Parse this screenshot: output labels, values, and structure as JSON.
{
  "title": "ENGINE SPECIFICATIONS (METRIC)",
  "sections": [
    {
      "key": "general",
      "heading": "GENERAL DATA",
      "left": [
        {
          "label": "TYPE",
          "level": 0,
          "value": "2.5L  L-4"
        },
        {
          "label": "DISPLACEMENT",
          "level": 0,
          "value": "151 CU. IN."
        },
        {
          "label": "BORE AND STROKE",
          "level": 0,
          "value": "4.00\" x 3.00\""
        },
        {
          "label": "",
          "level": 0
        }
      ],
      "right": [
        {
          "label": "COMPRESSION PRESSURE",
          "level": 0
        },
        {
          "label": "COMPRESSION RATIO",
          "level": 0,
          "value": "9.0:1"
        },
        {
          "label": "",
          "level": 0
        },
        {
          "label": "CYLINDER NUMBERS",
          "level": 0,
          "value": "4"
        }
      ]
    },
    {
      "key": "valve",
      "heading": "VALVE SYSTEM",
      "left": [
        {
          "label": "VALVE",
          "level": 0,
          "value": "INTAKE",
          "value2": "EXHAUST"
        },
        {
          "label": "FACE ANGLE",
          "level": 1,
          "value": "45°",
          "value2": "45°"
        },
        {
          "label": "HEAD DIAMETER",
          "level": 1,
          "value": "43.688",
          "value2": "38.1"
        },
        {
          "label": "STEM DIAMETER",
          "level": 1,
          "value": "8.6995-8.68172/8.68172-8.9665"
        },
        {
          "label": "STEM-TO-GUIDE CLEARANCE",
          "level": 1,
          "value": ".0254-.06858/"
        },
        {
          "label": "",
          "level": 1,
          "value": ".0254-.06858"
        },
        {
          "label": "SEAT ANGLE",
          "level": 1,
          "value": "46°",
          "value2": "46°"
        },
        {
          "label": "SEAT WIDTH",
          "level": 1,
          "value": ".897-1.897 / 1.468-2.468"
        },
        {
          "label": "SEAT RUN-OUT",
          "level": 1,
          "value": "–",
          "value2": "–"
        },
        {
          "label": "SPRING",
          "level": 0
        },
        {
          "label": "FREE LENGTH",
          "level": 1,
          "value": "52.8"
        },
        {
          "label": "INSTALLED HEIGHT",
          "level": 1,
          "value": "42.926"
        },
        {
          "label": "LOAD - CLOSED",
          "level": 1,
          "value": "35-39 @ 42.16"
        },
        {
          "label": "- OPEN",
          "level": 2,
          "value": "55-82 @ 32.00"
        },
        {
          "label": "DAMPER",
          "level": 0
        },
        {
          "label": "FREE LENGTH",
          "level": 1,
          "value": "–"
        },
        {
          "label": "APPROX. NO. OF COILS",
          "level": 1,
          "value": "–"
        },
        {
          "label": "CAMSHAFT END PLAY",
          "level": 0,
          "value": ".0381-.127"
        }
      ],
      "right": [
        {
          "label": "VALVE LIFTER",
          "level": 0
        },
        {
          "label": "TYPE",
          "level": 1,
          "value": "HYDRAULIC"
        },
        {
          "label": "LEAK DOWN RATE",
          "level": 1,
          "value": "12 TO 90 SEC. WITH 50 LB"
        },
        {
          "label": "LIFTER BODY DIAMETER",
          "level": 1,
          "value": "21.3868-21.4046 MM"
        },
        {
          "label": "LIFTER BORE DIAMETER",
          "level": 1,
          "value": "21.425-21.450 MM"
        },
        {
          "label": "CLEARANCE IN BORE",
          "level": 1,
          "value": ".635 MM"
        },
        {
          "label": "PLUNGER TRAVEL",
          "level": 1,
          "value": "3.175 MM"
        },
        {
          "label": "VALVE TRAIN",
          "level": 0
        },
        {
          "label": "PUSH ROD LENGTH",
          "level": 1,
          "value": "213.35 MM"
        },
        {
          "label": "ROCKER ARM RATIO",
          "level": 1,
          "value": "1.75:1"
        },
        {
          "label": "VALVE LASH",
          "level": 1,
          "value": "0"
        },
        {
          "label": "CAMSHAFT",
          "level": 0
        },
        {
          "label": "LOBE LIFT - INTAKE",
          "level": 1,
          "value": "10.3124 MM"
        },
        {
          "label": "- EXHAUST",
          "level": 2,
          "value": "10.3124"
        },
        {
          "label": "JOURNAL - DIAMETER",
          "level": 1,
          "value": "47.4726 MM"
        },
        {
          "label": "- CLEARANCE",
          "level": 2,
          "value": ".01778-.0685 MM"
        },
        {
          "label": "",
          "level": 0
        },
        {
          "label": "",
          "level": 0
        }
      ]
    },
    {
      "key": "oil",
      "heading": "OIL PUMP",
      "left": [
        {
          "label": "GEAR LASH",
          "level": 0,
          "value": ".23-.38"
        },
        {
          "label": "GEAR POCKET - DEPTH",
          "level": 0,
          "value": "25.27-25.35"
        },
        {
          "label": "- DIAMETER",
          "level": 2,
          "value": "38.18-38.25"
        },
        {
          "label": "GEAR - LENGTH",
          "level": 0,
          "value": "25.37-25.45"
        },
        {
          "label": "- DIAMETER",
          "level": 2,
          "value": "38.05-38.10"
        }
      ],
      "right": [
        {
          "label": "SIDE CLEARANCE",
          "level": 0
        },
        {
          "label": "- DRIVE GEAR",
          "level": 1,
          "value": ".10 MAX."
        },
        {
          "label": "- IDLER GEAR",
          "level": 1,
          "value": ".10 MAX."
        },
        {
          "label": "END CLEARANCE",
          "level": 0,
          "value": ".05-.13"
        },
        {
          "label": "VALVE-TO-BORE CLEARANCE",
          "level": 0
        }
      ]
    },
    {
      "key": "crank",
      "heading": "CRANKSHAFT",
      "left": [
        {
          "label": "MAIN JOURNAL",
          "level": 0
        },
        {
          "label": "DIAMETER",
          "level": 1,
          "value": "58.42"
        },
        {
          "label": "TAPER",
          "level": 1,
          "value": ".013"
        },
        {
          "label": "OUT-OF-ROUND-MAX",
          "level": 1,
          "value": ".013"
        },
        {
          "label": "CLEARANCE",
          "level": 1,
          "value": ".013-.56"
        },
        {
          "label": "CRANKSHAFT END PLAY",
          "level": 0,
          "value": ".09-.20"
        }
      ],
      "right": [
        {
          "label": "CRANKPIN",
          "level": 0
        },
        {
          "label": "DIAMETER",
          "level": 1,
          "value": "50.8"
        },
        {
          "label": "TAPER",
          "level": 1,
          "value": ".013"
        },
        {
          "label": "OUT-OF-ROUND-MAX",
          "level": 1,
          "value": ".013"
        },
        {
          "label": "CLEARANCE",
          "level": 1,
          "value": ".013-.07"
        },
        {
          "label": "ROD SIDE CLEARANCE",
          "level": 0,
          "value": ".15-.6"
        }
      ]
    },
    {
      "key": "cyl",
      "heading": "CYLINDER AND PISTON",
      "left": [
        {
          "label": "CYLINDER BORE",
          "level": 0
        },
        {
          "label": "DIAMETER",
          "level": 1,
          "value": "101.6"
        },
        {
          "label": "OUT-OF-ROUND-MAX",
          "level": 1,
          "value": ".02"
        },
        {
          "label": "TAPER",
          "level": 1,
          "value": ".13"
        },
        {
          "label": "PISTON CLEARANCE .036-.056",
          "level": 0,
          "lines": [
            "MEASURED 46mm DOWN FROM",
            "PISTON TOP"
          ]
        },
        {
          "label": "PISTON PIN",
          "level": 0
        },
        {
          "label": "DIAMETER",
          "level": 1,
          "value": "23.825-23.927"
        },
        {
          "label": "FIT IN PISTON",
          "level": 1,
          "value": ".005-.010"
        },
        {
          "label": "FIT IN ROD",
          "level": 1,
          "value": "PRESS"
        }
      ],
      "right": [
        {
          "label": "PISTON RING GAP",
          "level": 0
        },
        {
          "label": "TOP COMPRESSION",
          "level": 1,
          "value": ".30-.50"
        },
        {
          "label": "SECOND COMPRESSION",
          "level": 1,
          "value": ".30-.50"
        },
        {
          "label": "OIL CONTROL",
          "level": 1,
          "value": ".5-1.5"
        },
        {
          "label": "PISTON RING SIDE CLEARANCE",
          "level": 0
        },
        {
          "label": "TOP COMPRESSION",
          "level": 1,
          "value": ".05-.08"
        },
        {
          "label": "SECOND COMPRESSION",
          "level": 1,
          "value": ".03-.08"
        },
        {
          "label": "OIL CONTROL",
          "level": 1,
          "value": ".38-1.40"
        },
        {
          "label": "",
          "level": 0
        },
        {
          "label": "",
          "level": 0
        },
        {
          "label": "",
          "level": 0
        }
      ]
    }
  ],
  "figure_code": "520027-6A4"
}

········

What the exercise asks:
Search the records for the word "CAMSHAFT", then list every line that has it.

Complete response:
          "label": "CAMSHAFT END PLAY",
          "label": "CAMSHAFT",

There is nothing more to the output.